**Part of a data file:**

--- BEGIN ---

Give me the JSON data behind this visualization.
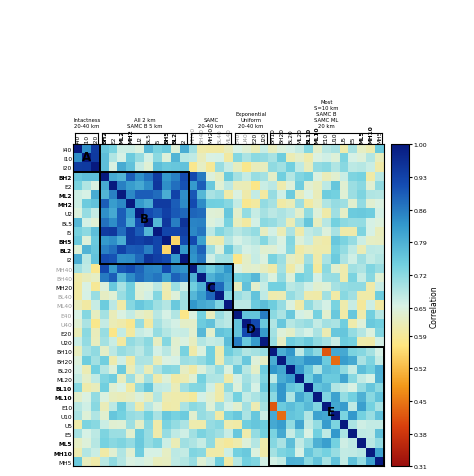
{
  "labels": [
    "I40",
    "I10",
    "I20",
    "BH2",
    "E2",
    "ML2",
    "MH2",
    "U2",
    "BL5",
    "I5",
    "BH5",
    "BL2",
    "I2",
    "MH40",
    "BH40",
    "MH20",
    "BL40",
    "ML40",
    "E40",
    "U40",
    "E20",
    "U20",
    "BH10",
    "BH20",
    "BL20",
    "ML20",
    "BL10",
    "ML10",
    "E10",
    "U10",
    "U5",
    "E5",
    "ML5",
    "MH10",
    "MH5"
  ],
  "colorbar_ticks": [
    1.0,
    0.93,
    0.86,
    0.79,
    0.72,
    0.65,
    0.59,
    0.52,
    0.45,
    0.38,
    0.31
  ],
  "vmin": 0.31,
  "vmax": 1.0,
  "gray_labels": [
    "MH40",
    "BH40",
    "BL40",
    "ML40",
    "E40",
    "U40"
  ],
  "bold_labels": [
    "BH2",
    "ML2",
    "MH2",
    "BL2",
    "BH5",
    "BL10",
    "ML10",
    "ML5",
    "MH10"
  ],
  "group_info": [
    [
      0,
      3,
      "Intactness\n20-40 km"
    ],
    [
      3,
      13,
      "All 2 km\nSAMC B 5 km"
    ],
    [
      13,
      18,
      "SAMC\n20-40 km"
    ],
    [
      18,
      22,
      "Exponential\nUniform\n20-40 km"
    ],
    [
      22,
      35,
      "Most\nS=10 km\nSAMC B\nSAMC ML\n20 km"
    ]
  ],
  "boxes": [
    [
      0,
      0,
      3,
      3,
      "A",
      1.0,
      0.8
    ],
    [
      3,
      3,
      10,
      10,
      "B",
      7.5,
      7.5
    ],
    [
      13,
      13,
      5,
      5,
      "C",
      15.0,
      15.0
    ],
    [
      18,
      18,
      4,
      4,
      "D",
      19.5,
      19.5
    ],
    [
      22,
      22,
      13,
      13,
      "E",
      28.5,
      28.5
    ]
  ]
}
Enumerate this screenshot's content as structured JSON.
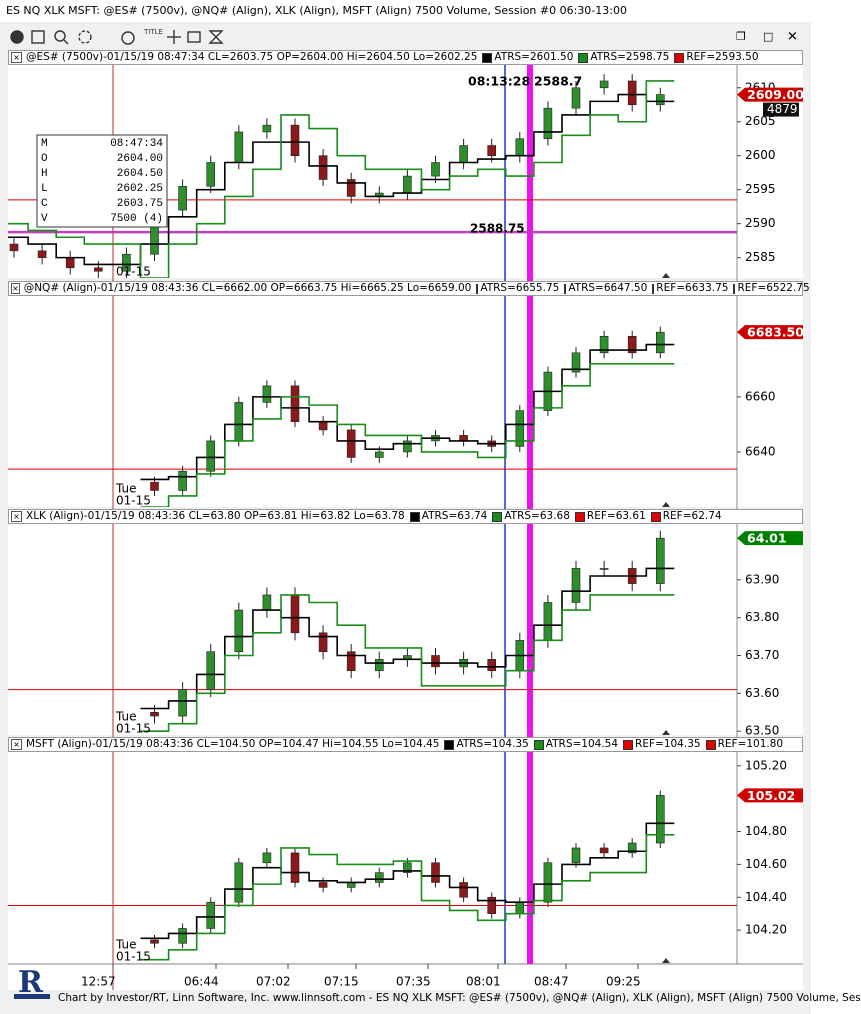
{
  "window": {
    "title": "ES NQ XLK MSFT: @ES# (7500v), @NQ# (Align), XLK (Align), MSFT (Align) 7500 Volume, Session #0 06:30-13:00"
  },
  "footer": "Chart by Investor/RT, Linn Software, Inc. www.linnsoft.com - ES NQ XLK MSFT: @ES# (7500v), @NQ# (Align), XLK (Align), MSFT (Align) 7500 Volume, Ses",
  "time_axis": [
    "12:57",
    "06:44",
    "07:02",
    "07:15",
    "07:35",
    "08:01",
    "08:47",
    "09:25"
  ],
  "data_window": [
    [
      "M",
      "08:47:34"
    ],
    [
      "O",
      "2604.00"
    ],
    [
      "H",
      "2604.50"
    ],
    [
      "L",
      "2602.25"
    ],
    [
      "C",
      "2603.75"
    ],
    [
      "V",
      "7500 (4)"
    ]
  ],
  "chart_data": [
    {
      "type": "candlestick",
      "header": "@ES# (7500v)-01/15/19 08:47:34 CL=2603.75 OP=2604.00 Hi=2604.50 Lo=2602.25",
      "ylim": [
        2582,
        2613.5
      ],
      "yticks": [
        2585,
        2590,
        2595,
        2600,
        2605,
        2610
      ],
      "open": [
        2587,
        2586,
        2585,
        2583.5,
        2583,
        2585.5,
        2592,
        2595.5,
        2599,
        2603.5,
        2604.5,
        2600,
        2596.5,
        2594,
        2594.5,
        2597,
        2599,
        2601.5,
        2600,
        2602.5,
        2607,
        2610,
        2611,
        2607.5
      ],
      "high": [
        2588,
        2587,
        2586,
        2584.5,
        2586.5,
        2593,
        2596.5,
        2600,
        2604.5,
        2605.5,
        2605.5,
        2601,
        2597.5,
        2595.5,
        2598,
        2600,
        2602.5,
        2602.5,
        2603.5,
        2608,
        2611,
        2612,
        2612,
        2610
      ],
      "low": [
        2585,
        2584,
        2582.5,
        2582,
        2582,
        2584.5,
        2591,
        2594.5,
        2598,
        2602.5,
        2599,
        2595.5,
        2593,
        2593,
        2593.5,
        2596,
        2598,
        2599,
        2599,
        2601.5,
        2606,
        2609,
        2606.5,
        2606.5
      ],
      "close": [
        2586,
        2585,
        2583.5,
        2583,
        2585.5,
        2592,
        2595.5,
        2599,
        2603.5,
        2604.5,
        2600,
        2596.5,
        2594,
        2594.5,
        2597,
        2599,
        2601.5,
        2600,
        2602.5,
        2607,
        2610,
        2611,
        2607.5,
        2609
      ],
      "up_color": "#2f8f2f",
      "down_color": "#8b1a1a",
      "series": [
        {
          "name": "ATRS=2601.50",
          "color": "#000000",
          "values": [
            2588,
            2587,
            2585,
            2584,
            2584,
            2587,
            2591,
            2595,
            2599,
            2602,
            2602,
            2598.5,
            2596,
            2594,
            2594.5,
            2596.5,
            2599,
            2599.5,
            2600,
            2603.5,
            2606,
            2608,
            2609,
            2608
          ]
        },
        {
          "name": "ATRS=2598.75",
          "color": "#1a8c1a",
          "values": [
            2590,
            2589,
            2588,
            2587,
            2587,
            2582,
            2587,
            2590,
            2594,
            2598,
            2606,
            2604,
            2600,
            2598,
            2598,
            2595,
            2597,
            2598,
            2597,
            2599,
            2603,
            2606,
            2605,
            2611
          ]
        }
      ],
      "refs": [
        {
          "name": "REF=2593.50",
          "color": "#e00000",
          "value": 2593.5
        }
      ],
      "level": {
        "value": 2588.75,
        "label": "2588.75",
        "color": "#c040c0"
      },
      "cursor_labels": [
        "08:13:28",
        "2588.7"
      ],
      "last": {
        "value": 2609,
        "label": "2609.00",
        "color": "#cc0000"
      },
      "volume_label": "4879",
      "date_label": [
        "01-15"
      ]
    },
    {
      "type": "candlestick",
      "header": "@NQ# (Align)-01/15/19 08:43:36 CL=6662.00 OP=6663.75 Hi=6665.25 Lo=6659.00",
      "ylim": [
        6620,
        6697
      ],
      "yticks": [
        6640,
        6660
      ],
      "open": [
        null,
        null,
        null,
        null,
        null,
        6629,
        6626,
        6633,
        6644,
        6658,
        6664,
        6651,
        6648,
        6638,
        6640,
        6644,
        6646,
        6644,
        6642,
        6655,
        6669,
        6676,
        6682,
        6676
      ],
      "high": [
        null,
        null,
        null,
        null,
        null,
        6631,
        6635,
        6646,
        6660,
        6666,
        6666,
        6653,
        6650,
        6642,
        6646,
        6648,
        6648,
        6646,
        6657,
        6671,
        6678,
        6684,
        6684,
        6685.5
      ],
      "low": [
        null,
        null,
        null,
        null,
        null,
        6624,
        6624,
        6631,
        6642,
        6656,
        6649,
        6646,
        6636,
        6636,
        6638,
        6642,
        6642,
        6640,
        6640,
        6653,
        6667,
        6674,
        6674,
        6674
      ],
      "close": [
        null,
        null,
        null,
        null,
        null,
        6626,
        6633,
        6644,
        6658,
        6664,
        6651,
        6648,
        6638,
        6640,
        6644,
        6646,
        6644,
        6642,
        6655,
        6669,
        6676,
        6682,
        6676,
        6683.5
      ],
      "up_color": "#2f8f2f",
      "down_color": "#8b1a1a",
      "series": [
        {
          "name": "ATRS=6655.75",
          "color": "#000000",
          "values": [
            null,
            null,
            null,
            null,
            null,
            6630,
            6631,
            6638,
            6650,
            6660,
            6656,
            6651,
            6644,
            6641,
            6643,
            6645,
            6644,
            6643,
            6650,
            6662,
            6670,
            6677,
            6677,
            6679
          ]
        },
        {
          "name": "ATRS=6647.50",
          "color": "#1a8c1a",
          "values": [
            null,
            null,
            null,
            null,
            null,
            6620,
            6624,
            6632,
            6644,
            6652,
            6660,
            6657,
            6650,
            6646,
            6646,
            6640,
            6640,
            6638,
            6644,
            6656,
            6664,
            6672,
            6672,
            6672
          ]
        }
      ],
      "refs": [
        {
          "name": "REF=6633.75",
          "color": "#e00000",
          "value": 6633.75
        },
        {
          "name": "REF=6522.75",
          "color": "#e00000"
        }
      ],
      "last": {
        "value": 6683.5,
        "label": "6683.50",
        "color": "#cc0000"
      },
      "date_label": [
        "Tue",
        "01-15"
      ]
    },
    {
      "type": "candlestick",
      "header": "XLK (Align)-01/15/19 08:43:36 CL=63.80 OP=63.81 Hi=63.82 Lo=63.78",
      "ylim": [
        63.49,
        64.05
      ],
      "yticks": [
        {
          "value": 63.5,
          "label": "63.50"
        },
        {
          "value": 63.6,
          "label": "63.60"
        },
        {
          "value": 63.7,
          "label": "63.70"
        },
        {
          "value": 63.8,
          "label": "63.80"
        },
        {
          "value": 63.9,
          "label": "63.90"
        }
      ],
      "open": [
        null,
        null,
        null,
        null,
        null,
        63.55,
        63.54,
        63.61,
        63.71,
        63.82,
        63.86,
        63.76,
        63.71,
        63.66,
        63.69,
        63.7,
        63.67,
        63.69,
        63.66,
        63.74,
        63.84,
        63.93,
        63.93,
        63.89
      ],
      "high": [
        null,
        null,
        null,
        null,
        null,
        63.57,
        63.63,
        63.73,
        63.84,
        63.88,
        63.88,
        63.78,
        63.73,
        63.71,
        63.72,
        63.72,
        63.71,
        63.71,
        63.76,
        63.86,
        63.95,
        63.95,
        63.95,
        64.03
      ],
      "low": [
        null,
        null,
        null,
        null,
        null,
        63.52,
        63.52,
        63.59,
        63.69,
        63.8,
        63.74,
        63.69,
        63.64,
        63.64,
        63.67,
        63.65,
        63.65,
        63.64,
        63.64,
        63.72,
        63.82,
        63.91,
        63.87,
        63.87
      ],
      "close": [
        null,
        null,
        null,
        null,
        null,
        63.54,
        63.61,
        63.71,
        63.82,
        63.86,
        63.76,
        63.71,
        63.66,
        63.69,
        63.7,
        63.67,
        63.69,
        63.66,
        63.74,
        63.84,
        63.93,
        63.93,
        63.89,
        64.01
      ],
      "up_color": "#2f8f2f",
      "down_color": "#8b1a1a",
      "series": [
        {
          "name": "ATRS=63.74",
          "color": "#000000",
          "values": [
            null,
            null,
            null,
            null,
            null,
            63.56,
            63.58,
            63.65,
            63.75,
            63.82,
            63.8,
            63.75,
            63.7,
            63.68,
            63.69,
            63.68,
            63.68,
            63.67,
            63.7,
            63.78,
            63.87,
            63.91,
            63.91,
            63.93
          ]
        },
        {
          "name": "ATRS=63.68",
          "color": "#1a8c1a",
          "values": [
            null,
            null,
            null,
            null,
            null,
            63.5,
            63.52,
            63.6,
            63.7,
            63.76,
            63.86,
            63.84,
            63.78,
            63.72,
            63.72,
            63.62,
            63.62,
            63.62,
            63.66,
            63.74,
            63.82,
            63.86,
            63.86,
            63.86
          ]
        }
      ],
      "refs": [
        {
          "name": "REF=63.61",
          "color": "#e00000",
          "value": 63.61
        },
        {
          "name": "REF=62.74",
          "color": "#e00000"
        }
      ],
      "last": 64.01,
      "last_color": "#008000",
      "date_label": [
        "Tue",
        "01-15"
      ]
    },
    {
      "type": "candlestick",
      "header": "MSFT (Align)-01/15/19 08:43:36 CL=104.50 OP=104.47 Hi=104.55 Lo=104.45",
      "ylim": [
        104.0,
        105.29
      ],
      "yticks": [
        {
          "value": 104.2,
          "label": "104.20"
        },
        {
          "value": 104.4,
          "label": "104.40"
        },
        {
          "value": 104.6,
          "label": "104.60"
        },
        {
          "value": 104.8,
          "label": "104.80"
        },
        {
          "value": 105.2,
          "label": "105.20"
        }
      ],
      "open": [
        null,
        null,
        null,
        null,
        null,
        104.14,
        104.12,
        104.21,
        104.37,
        104.61,
        104.67,
        104.49,
        104.46,
        104.49,
        104.55,
        104.61,
        104.49,
        104.4,
        104.3,
        104.37,
        104.61,
        104.7,
        104.67,
        104.73
      ],
      "high": [
        null,
        null,
        null,
        null,
        null,
        104.17,
        104.24,
        104.4,
        104.64,
        104.7,
        104.7,
        104.52,
        104.52,
        104.58,
        104.64,
        104.64,
        104.52,
        104.43,
        104.4,
        104.64,
        104.73,
        104.73,
        104.76,
        105.05
      ],
      "low": [
        null,
        null,
        null,
        null,
        null,
        104.09,
        104.09,
        104.18,
        104.34,
        104.58,
        104.46,
        104.43,
        104.43,
        104.46,
        104.52,
        104.46,
        104.37,
        104.27,
        104.27,
        104.34,
        104.58,
        104.64,
        104.64,
        104.7
      ],
      "close": [
        null,
        null,
        null,
        null,
        null,
        104.12,
        104.21,
        104.37,
        104.61,
        104.67,
        104.49,
        104.46,
        104.49,
        104.55,
        104.61,
        104.49,
        104.4,
        104.3,
        104.37,
        104.61,
        104.7,
        104.67,
        104.73,
        105.02
      ],
      "up_color": "#2f8f2f",
      "down_color": "#8b1a1a",
      "series": [
        {
          "name": "ATRS=104.35",
          "color": "#000000",
          "values": [
            null,
            null,
            null,
            null,
            null,
            104.15,
            104.18,
            104.28,
            104.45,
            104.58,
            104.55,
            104.5,
            104.49,
            104.51,
            104.56,
            104.53,
            104.46,
            104.38,
            104.37,
            104.48,
            104.6,
            104.64,
            104.68,
            104.85
          ]
        },
        {
          "name": "ATRS=104.54",
          "color": "#1a8c1a",
          "values": [
            null,
            null,
            null,
            null,
            null,
            104.02,
            104.08,
            104.18,
            104.35,
            104.48,
            104.7,
            104.66,
            104.6,
            104.6,
            104.62,
            104.38,
            104.32,
            104.26,
            104.3,
            104.38,
            104.5,
            104.55,
            104.55,
            104.78
          ]
        }
      ],
      "refs": [
        {
          "name": "REF=104.35",
          "color": "#e00000",
          "value": 104.35
        },
        {
          "name": "REF=101.80",
          "color": "#e00000"
        }
      ],
      "last": {
        "value": 105.02,
        "label": "105.02",
        "color": "#cc0000"
      },
      "date_label": [
        "Tue",
        "01-15"
      ]
    }
  ]
}
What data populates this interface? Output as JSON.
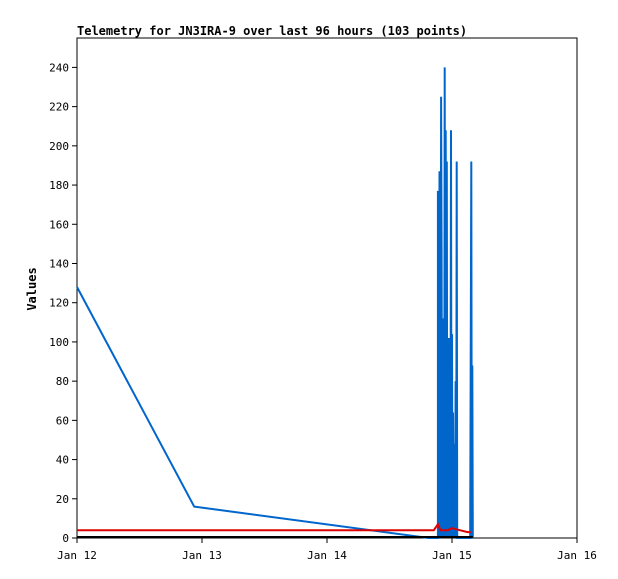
{
  "chart_data": {
    "type": "line",
    "title": "Telemetry for JN3IRA-9 over last 96 hours (103 points)",
    "xlabel": "",
    "ylabel": "Values",
    "x_unit": "hours since Jan 12 00:00",
    "xlim": [
      0,
      96
    ],
    "ylim": [
      0,
      255
    ],
    "x_ticks": [
      {
        "x": 0,
        "label": "Jan 12"
      },
      {
        "x": 24,
        "label": "Jan 13"
      },
      {
        "x": 48,
        "label": "Jan 14"
      },
      {
        "x": 72,
        "label": "Jan 15"
      },
      {
        "x": 96,
        "label": "Jan 16"
      }
    ],
    "y_ticks": [
      0,
      20,
      40,
      60,
      80,
      100,
      120,
      140,
      160,
      180,
      200,
      220,
      240
    ],
    "grid": false,
    "legend": "none",
    "series": [
      {
        "color": "#0066cc",
        "points": [
          [
            0,
            128
          ],
          [
            22.5,
            16
          ],
          [
            67.5,
            0
          ],
          [
            69.3,
            0
          ],
          [
            69.3,
            177
          ],
          [
            69.5,
            0
          ],
          [
            69.6,
            187
          ],
          [
            69.8,
            0
          ],
          [
            69.9,
            225
          ],
          [
            70.0,
            145
          ],
          [
            70.1,
            0
          ],
          [
            70.2,
            112
          ],
          [
            70.3,
            0
          ],
          [
            70.4,
            80
          ],
          [
            70.5,
            0
          ],
          [
            70.6,
            240
          ],
          [
            70.7,
            0
          ],
          [
            70.8,
            208
          ],
          [
            70.9,
            0
          ],
          [
            71.0,
            192
          ],
          [
            71.1,
            0
          ],
          [
            71.2,
            57
          ],
          [
            71.3,
            0
          ],
          [
            71.4,
            102
          ],
          [
            71.5,
            0
          ],
          [
            71.6,
            79
          ],
          [
            71.7,
            0
          ],
          [
            71.8,
            208
          ],
          [
            71.9,
            0
          ],
          [
            72.0,
            104
          ],
          [
            72.1,
            0
          ],
          [
            72.2,
            64
          ],
          [
            72.3,
            0
          ],
          [
            72.5,
            48
          ],
          [
            72.6,
            0
          ],
          [
            72.7,
            80
          ],
          [
            72.8,
            0
          ],
          [
            72.9,
            192
          ],
          [
            73.0,
            0
          ],
          [
            75.5,
            0
          ],
          [
            75.5,
            5
          ],
          [
            75.7,
            192
          ],
          [
            75.8,
            0
          ],
          [
            75.9,
            88
          ],
          [
            76.0,
            0
          ]
        ]
      },
      {
        "color": "#dd0000",
        "points": [
          [
            0,
            4
          ],
          [
            68.5,
            4
          ],
          [
            69.3,
            7
          ],
          [
            69.8,
            4
          ],
          [
            71.2,
            4
          ],
          [
            72.0,
            5
          ],
          [
            73.5,
            4
          ],
          [
            75.0,
            3
          ],
          [
            75.6,
            3
          ]
        ]
      },
      {
        "color": "#000000",
        "points": [
          [
            0,
            0.5
          ],
          [
            76,
            0.5
          ]
        ]
      }
    ]
  }
}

--- END ---

**What needs to be done:** Identify every line above that includes the word "JSON", and show those lines.

**Final result:**
Give me the JSON data behind this visualization.
Enumerate this screenshot's content as structured JSON.
What data populates this interface? Output as JSON.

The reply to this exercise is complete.